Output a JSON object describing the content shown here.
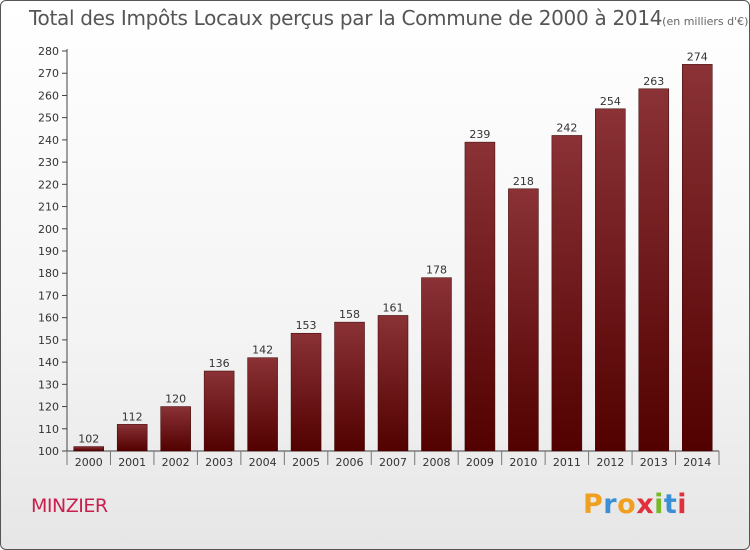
{
  "header": {
    "title": "Total des Impôts Locaux perçus par la Commune de 2000 à 2014",
    "subtitle": "(en milliers d'€)"
  },
  "footer": {
    "commune": "MINZIER",
    "logo": "Proxiti"
  },
  "colors": {
    "bar_top": "#8a3236",
    "bar_bottom": "#520000",
    "commune_text": "#c8204e",
    "logo_letters": [
      "#f0a020",
      "#3a8fd6",
      "#f0a020",
      "#e0303c",
      "#7ab828",
      "#3a8fd6",
      "#e0303c"
    ]
  },
  "chart_data": {
    "type": "bar",
    "title": "Total des Impôts Locaux perçus par la Commune de 2000 à 2014",
    "unit": "(en milliers d'€)",
    "categories": [
      "2000",
      "2001",
      "2002",
      "2003",
      "2004",
      "2005",
      "2006",
      "2007",
      "2008",
      "2009",
      "2010",
      "2011",
      "2012",
      "2013",
      "2014"
    ],
    "values": [
      102,
      112,
      120,
      136,
      142,
      153,
      158,
      161,
      178,
      239,
      218,
      242,
      254,
      263,
      274
    ],
    "ylim": [
      100,
      280
    ],
    "yticks": [
      100,
      110,
      120,
      130,
      140,
      150,
      160,
      170,
      180,
      190,
      200,
      210,
      220,
      230,
      240,
      250,
      260,
      270,
      280
    ],
    "xlabel": "",
    "ylabel": "",
    "grid": false,
    "data_labels": true
  }
}
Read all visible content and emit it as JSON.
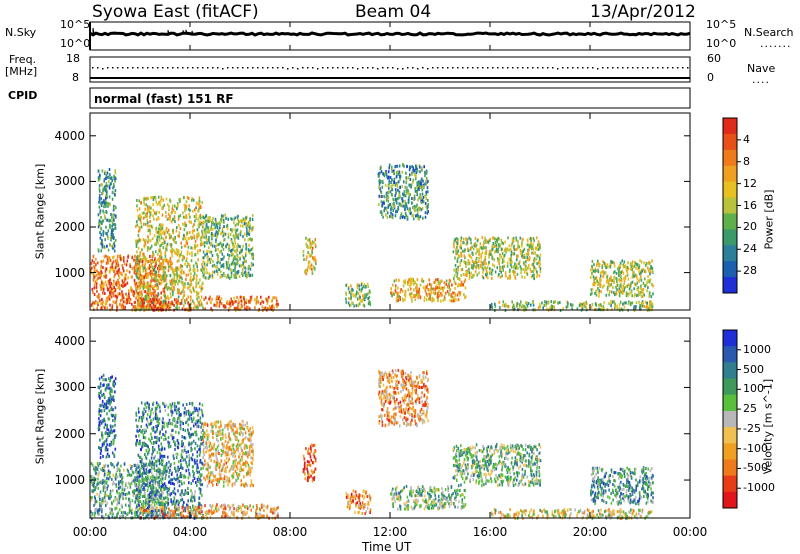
{
  "header": {
    "station": "Syowa East (fitACF)",
    "beam": "Beam 04",
    "date": "13/Apr/2012"
  },
  "top_panels": {
    "nsky_label": "N.Sky",
    "nsearch_label": "N.Search",
    "nsky_ticks": [
      "10^5",
      "10^0"
    ],
    "nsearch_ticks": [
      "10^5",
      "10^0"
    ],
    "freq_label_line1": "Freq.",
    "freq_label_line2": "[MHz]",
    "freq_ticks": [
      "18",
      "8"
    ],
    "nave_label": "Nave",
    "nave_ticks": [
      "60",
      "0"
    ],
    "cpid_label": "CPID",
    "cpid_text": "normal (fast) 151 RF"
  },
  "x_axis": {
    "label": "Time UT",
    "ticks": [
      "00:00",
      "04:00",
      "08:00",
      "12:00",
      "16:00",
      "20:00",
      "00:00"
    ]
  },
  "chart_data": [
    {
      "type": "heatmap",
      "panel": "power",
      "ylabel": "Slant Range [km]",
      "ylim": [
        180,
        4500
      ],
      "yticks": [
        1000,
        2000,
        3000,
        4000
      ],
      "xlim_hours": [
        0,
        24
      ],
      "colorbar": {
        "label": "Power [dB]",
        "range": [
          0,
          30
        ],
        "ticks": [
          "4",
          "8",
          "12",
          "16",
          "20",
          "24",
          "28"
        ],
        "colors": [
          "#1f2fd8",
          "#1c5fb0",
          "#2a7f9a",
          "#3a9a6a",
          "#5fb04a",
          "#b8c23a",
          "#e8c020",
          "#f0a020",
          "#ee7a1a",
          "#e85018",
          "#e02a1a"
        ]
      },
      "scatter_regions": [
        {
          "t": [
            0.0,
            3.0
          ],
          "r": [
            200,
            1400
          ],
          "level": 0.8
        },
        {
          "t": [
            0.3,
            1.0
          ],
          "r": [
            1500,
            3300
          ],
          "level": 0.3
        },
        {
          "t": [
            1.8,
            4.5
          ],
          "r": [
            200,
            2700
          ],
          "level": 0.55
        },
        {
          "t": [
            2.0,
            4.0
          ],
          "r": [
            200,
            450
          ],
          "level": 0.9
        },
        {
          "t": [
            4.5,
            7.5
          ],
          "r": [
            200,
            500
          ],
          "level": 0.8
        },
        {
          "t": [
            4.5,
            6.5
          ],
          "r": [
            900,
            2300
          ],
          "level": 0.4
        },
        {
          "t": [
            8.5,
            9.0
          ],
          "r": [
            1000,
            1800
          ],
          "level": 0.6
        },
        {
          "t": [
            10.2,
            11.2
          ],
          "r": [
            300,
            800
          ],
          "level": 0.45
        },
        {
          "t": [
            11.5,
            13.5
          ],
          "r": [
            2200,
            3400
          ],
          "level": 0.3
        },
        {
          "t": [
            12.0,
            15.0
          ],
          "r": [
            400,
            900
          ],
          "level": 0.65
        },
        {
          "t": [
            14.5,
            18.0
          ],
          "r": [
            900,
            1800
          ],
          "level": 0.5
        },
        {
          "t": [
            16.0,
            22.5
          ],
          "r": [
            200,
            400
          ],
          "level": 0.45
        },
        {
          "t": [
            20.0,
            22.5
          ],
          "r": [
            500,
            1300
          ],
          "level": 0.5
        }
      ]
    },
    {
      "type": "heatmap",
      "panel": "velocity",
      "ylabel": "Slant Range [km]",
      "ylim": [
        180,
        4500
      ],
      "yticks": [
        1000,
        2000,
        3000,
        4000
      ],
      "xlim_hours": [
        0,
        24
      ],
      "colorbar": {
        "label": "Velocity [m s^-1]",
        "range": [
          -1200,
          1200
        ],
        "ticks": [
          "1000",
          "500",
          "100",
          "25",
          "-25",
          "-100",
          "-500",
          "-1000"
        ],
        "colors": [
          "#1f2fd8",
          "#2a5ab0",
          "#2f7f8f",
          "#3d9a5a",
          "#58c03a",
          "#b8b8b8",
          "#f0c050",
          "#f0a020",
          "#ee7a1a",
          "#e83c18",
          "#e0161a"
        ]
      },
      "scatter_regions": [
        {
          "t": [
            0.0,
            3.0
          ],
          "r": [
            200,
            1400
          ],
          "level": 0.35
        },
        {
          "t": [
            0.3,
            1.0
          ],
          "r": [
            1500,
            3300
          ],
          "level": 0.2
        },
        {
          "t": [
            1.8,
            4.5
          ],
          "r": [
            200,
            2700
          ],
          "level": 0.25
        },
        {
          "t": [
            2.0,
            4.5
          ],
          "r": [
            200,
            450
          ],
          "level": 0.7
        },
        {
          "t": [
            4.5,
            7.5
          ],
          "r": [
            200,
            500
          ],
          "level": 0.65
        },
        {
          "t": [
            4.5,
            6.5
          ],
          "r": [
            900,
            2300
          ],
          "level": 0.6
        },
        {
          "t": [
            8.5,
            9.0
          ],
          "r": [
            1000,
            1800
          ],
          "level": 0.85
        },
        {
          "t": [
            10.2,
            11.2
          ],
          "r": [
            300,
            800
          ],
          "level": 0.75
        },
        {
          "t": [
            11.5,
            13.5
          ],
          "r": [
            2200,
            3400
          ],
          "level": 0.7
        },
        {
          "t": [
            12.0,
            15.0
          ],
          "r": [
            400,
            900
          ],
          "level": 0.4
        },
        {
          "t": [
            14.5,
            18.0
          ],
          "r": [
            900,
            1800
          ],
          "level": 0.4
        },
        {
          "t": [
            16.0,
            22.5
          ],
          "r": [
            200,
            400
          ],
          "level": 0.55
        },
        {
          "t": [
            20.0,
            22.5
          ],
          "r": [
            500,
            1300
          ],
          "level": 0.3
        }
      ]
    }
  ]
}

★ ★ ★ ★ ★

* [TASK BRIEF] Each line in the records above should be reproduced exactly; images are not copied.

* [ANSWER TO THE PROBLEM]
Output a JSON object describing the content shown here.
{
  "header": {
    "title": "Total des Impôts Locaux perçus par la Commune de 2000 à 2014",
    "subtitle": "(en milliers d'€)"
  },
  "footer": {
    "commune": "MINZIER",
    "logo": "Proxiti"
  },
  "colors": {
    "bar_top": "#8a3236",
    "bar_bottom": "#520000",
    "commune_text": "#c8204e",
    "logo_letters": [
      "#f0a020",
      "#3a8fd6",
      "#f0a020",
      "#e0303c",
      "#7ab828",
      "#3a8fd6",
      "#e0303c"
    ]
  },
  "chart_data": {
    "type": "bar",
    "title": "Total des Impôts Locaux perçus par la Commune de 2000 à 2014",
    "unit": "(en milliers d'€)",
    "categories": [
      "2000",
      "2001",
      "2002",
      "2003",
      "2004",
      "2005",
      "2006",
      "2007",
      "2008",
      "2009",
      "2010",
      "2011",
      "2012",
      "2013",
      "2014"
    ],
    "values": [
      102,
      112,
      120,
      136,
      142,
      153,
      158,
      161,
      178,
      239,
      218,
      242,
      254,
      263,
      274
    ],
    "ylim": [
      100,
      280
    ],
    "yticks": [
      100,
      110,
      120,
      130,
      140,
      150,
      160,
      170,
      180,
      190,
      200,
      210,
      220,
      230,
      240,
      250,
      260,
      270,
      280
    ],
    "xlabel": "",
    "ylabel": "",
    "grid": false,
    "data_labels": true
  }
}
Read all visible content and emit it as JSON.
{
  "header": {
    "station": "Syowa East (fitACF)",
    "beam": "Beam 04",
    "date": "13/Apr/2012"
  },
  "top_panels": {
    "nsky_label": "N.Sky",
    "nsearch_label": "N.Search",
    "nsky_ticks": [
      "10^5",
      "10^0"
    ],
    "nsearch_ticks": [
      "10^5",
      "10^0"
    ],
    "freq_label_line1": "Freq.",
    "freq_label_line2": "[MHz]",
    "freq_ticks": [
      "18",
      "8"
    ],
    "nave_label": "Nave",
    "nave_ticks": [
      "60",
      "0"
    ],
    "cpid_label": "CPID",
    "cpid_text": "normal (fast) 151 RF"
  },
  "x_axis": {
    "label": "Time UT",
    "ticks": [
      "00:00",
      "04:00",
      "08:00",
      "12:00",
      "16:00",
      "20:00",
      "00:00"
    ]
  },
  "chart_data": [
    {
      "type": "heatmap",
      "panel": "power",
      "ylabel": "Slant Range [km]",
      "ylim": [
        180,
        4500
      ],
      "yticks": [
        1000,
        2000,
        3000,
        4000
      ],
      "xlim_hours": [
        0,
        24
      ],
      "colorbar": {
        "label": "Power [dB]",
        "range": [
          0,
          30
        ],
        "ticks": [
          "4",
          "8",
          "12",
          "16",
          "20",
          "24",
          "28"
        ],
        "colors": [
          "#1f2fd8",
          "#1c5fb0",
          "#2a7f9a",
          "#3a9a6a",
          "#5fb04a",
          "#b8c23a",
          "#e8c020",
          "#f0a020",
          "#ee7a1a",
          "#e85018",
          "#e02a1a"
        ]
      },
      "scatter_regions": [
        {
          "t": [
            0.0,
            3.0
          ],
          "r": [
            200,
            1400
          ],
          "level": 0.8
        },
        {
          "t": [
            0.3,
            1.0
          ],
          "r": [
            1500,
            3300
          ],
          "level": 0.3
        },
        {
          "t": [
            1.8,
            4.5
          ],
          "r": [
            200,
            2700
          ],
          "level": 0.55
        },
        {
          "t": [
            2.0,
            4.0
          ],
          "r": [
            200,
            450
          ],
          "level": 0.9
        },
        {
          "t": [
            4.5,
            7.5
          ],
          "r": [
            200,
            500
          ],
          "level": 0.8
        },
        {
          "t": [
            4.5,
            6.5
          ],
          "r": [
            900,
            2300
          ],
          "level": 0.4
        },
        {
          "t": [
            8.5,
            9.0
          ],
          "r": [
            1000,
            1800
          ],
          "level": 0.6
        },
        {
          "t": [
            10.2,
            11.2
          ],
          "r": [
            300,
            800
          ],
          "level": 0.45
        },
        {
          "t": [
            11.5,
            13.5
          ],
          "r": [
            2200,
            3400
          ],
          "level": 0.3
        },
        {
          "t": [
            12.0,
            15.0
          ],
          "r": [
            400,
            900
          ],
          "level": 0.65
        },
        {
          "t": [
            14.5,
            18.0
          ],
          "r": [
            900,
            1800
          ],
          "level": 0.5
        },
        {
          "t": [
            16.0,
            22.5
          ],
          "r": [
            200,
            400
          ],
          "level": 0.45
        },
        {
          "t": [
            20.0,
            22.5
          ],
          "r": [
            500,
            1300
          ],
          "level": 0.5
        }
      ]
    },
    {
      "type": "heatmap",
      "panel": "velocity",
      "ylabel": "Slant Range [km]",
      "ylim": [
        180,
        4500
      ],
      "yticks": [
        1000,
        2000,
        3000,
        4000
      ],
      "xlim_hours": [
        0,
        24
      ],
      "colorbar": {
        "label": "Velocity [m s^-1]",
        "range": [
          -1200,
          1200
        ],
        "ticks": [
          "1000",
          "500",
          "100",
          "25",
          "-25",
          "-100",
          "-500",
          "-1000"
        ],
        "colors": [
          "#1f2fd8",
          "#2a5ab0",
          "#2f7f8f",
          "#3d9a5a",
          "#58c03a",
          "#b8b8b8",
          "#f0c050",
          "#f0a020",
          "#ee7a1a",
          "#e83c18",
          "#e0161a"
        ]
      },
      "scatter_regions": [
        {
          "t": [
            0.0,
            3.0
          ],
          "r": [
            200,
            1400
          ],
          "level": 0.35
        },
        {
          "t": [
            0.3,
            1.0
          ],
          "r": [
            1500,
            3300
          ],
          "level": 0.2
        },
        {
          "t": [
            1.8,
            4.5
          ],
          "r": [
            200,
            2700
          ],
          "level": 0.25
        },
        {
          "t": [
            2.0,
            4.5
          ],
          "r": [
            200,
            450
          ],
          "level": 0.7
        },
        {
          "t": [
            4.5,
            7.5
          ],
          "r": [
            200,
            500
          ],
          "level": 0.65
        },
        {
          "t": [
            4.5,
            6.5
          ],
          "r": [
            900,
            2300
          ],
          "level": 0.6
        },
        {
          "t": [
            8.5,
            9.0
          ],
          "r": [
            1000,
            1800
          ],
          "level": 0.85
        },
        {
          "t": [
            10.2,
            11.2
          ],
          "r": [
            300,
            800
          ],
          "level": 0.75
        },
        {
          "t": [
            11.5,
            13.5
          ],
          "r": [
            2200,
            3400
          ],
          "level": 0.7
        },
        {
          "t": [
            12.0,
            15.0
          ],
          "r": [
            400,
            900
          ],
          "level": 0.4
        },
        {
          "t": [
            14.5,
            18.0
          ],
          "r": [
            900,
            1800
          ],
          "level": 0.4
        },
        {
          "t": [
            16.0,
            22.5
          ],
          "r": [
            200,
            400
          ],
          "level": 0.55
        },
        {
          "t": [
            20.0,
            22.5
          ],
          "r": [
            500,
            1300
          ],
          "level": 0.3
        }
      ]
    }
  ]
}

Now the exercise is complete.